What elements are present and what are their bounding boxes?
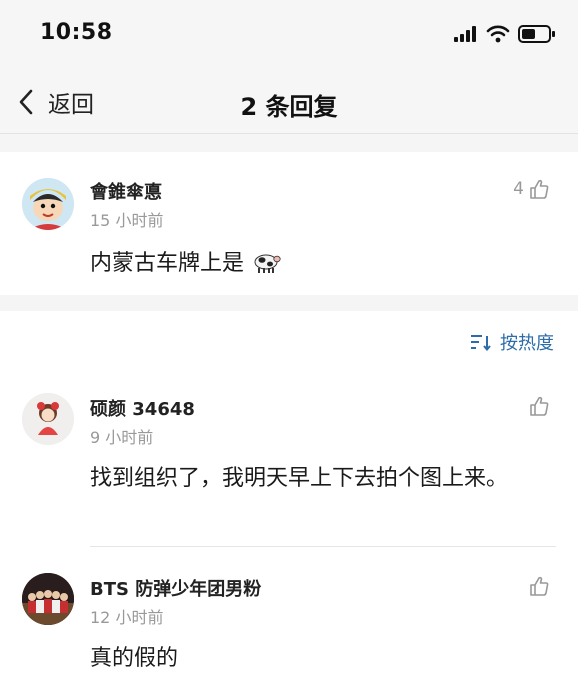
status-time: 10:58 (40, 20, 113, 45)
like-count: 4 (513, 179, 524, 199)
status-icons (454, 24, 556, 44)
avatar[interactable] (22, 573, 74, 625)
cow-emoji-icon (254, 254, 281, 273)
page-title: 2 条回复 (240, 93, 338, 121)
avatar[interactable] (22, 178, 74, 230)
reply-time: 9 小时前 (90, 428, 154, 447)
reply-username[interactable]: 硕颜 34648 (90, 395, 195, 421)
battery-icon (518, 25, 555, 43)
thumbs-up-icon (530, 396, 549, 416)
thumbs-up-icon (530, 179, 549, 199)
sort-button[interactable]: 按热度 (470, 329, 554, 355)
like-button[interactable] (524, 395, 550, 417)
sort-label: 按热度 (500, 333, 554, 354)
sort-icon (471, 335, 491, 351)
comment-username[interactable]: 會錐傘悳 (90, 178, 162, 204)
comment-time: 15 小时前 (90, 211, 164, 230)
status-bar: 10:58 (0, 0, 578, 72)
wifi-icon (486, 25, 510, 43)
reply-content: 找到组织了，我明天早上下去拍个图上来。 (90, 466, 509, 491)
original-comment: 會錐傘悳 15 小时前 内蒙古车牌上是 4 (0, 152, 578, 295)
like-button[interactable] (524, 575, 550, 597)
thumbs-up-icon (530, 576, 549, 596)
cartoon-avatar-image (22, 178, 74, 230)
avatar[interactable] (22, 393, 74, 445)
girl-avatar-image (22, 393, 74, 445)
divider (90, 546, 556, 547)
replies-list: 按热度 硕颜 34648 9 小时前 找到组织了，我明天早上下去拍个图上来。 B… (0, 311, 578, 690)
reply-content: 真的假的 (90, 646, 179, 671)
nav-bar: 返回 2 条回复 (0, 72, 578, 134)
group-photo-avatar-image (22, 573, 74, 625)
reply-time: 12 小时前 (90, 608, 164, 627)
reply-username[interactable]: BTS 防弹少年团男粉 (90, 575, 261, 601)
cellular-signal-icon (454, 26, 476, 42)
comment-text: 内蒙古车牌上是 (90, 251, 245, 276)
comment-content: 内蒙古车牌上是 (90, 244, 530, 284)
like-button[interactable]: 4 (513, 178, 550, 200)
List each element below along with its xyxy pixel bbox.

* * * * * * * * *

* [What you should do]: How many lines of the records above contain the string "comment"? Reply with the number alone.

* [Task output]: 5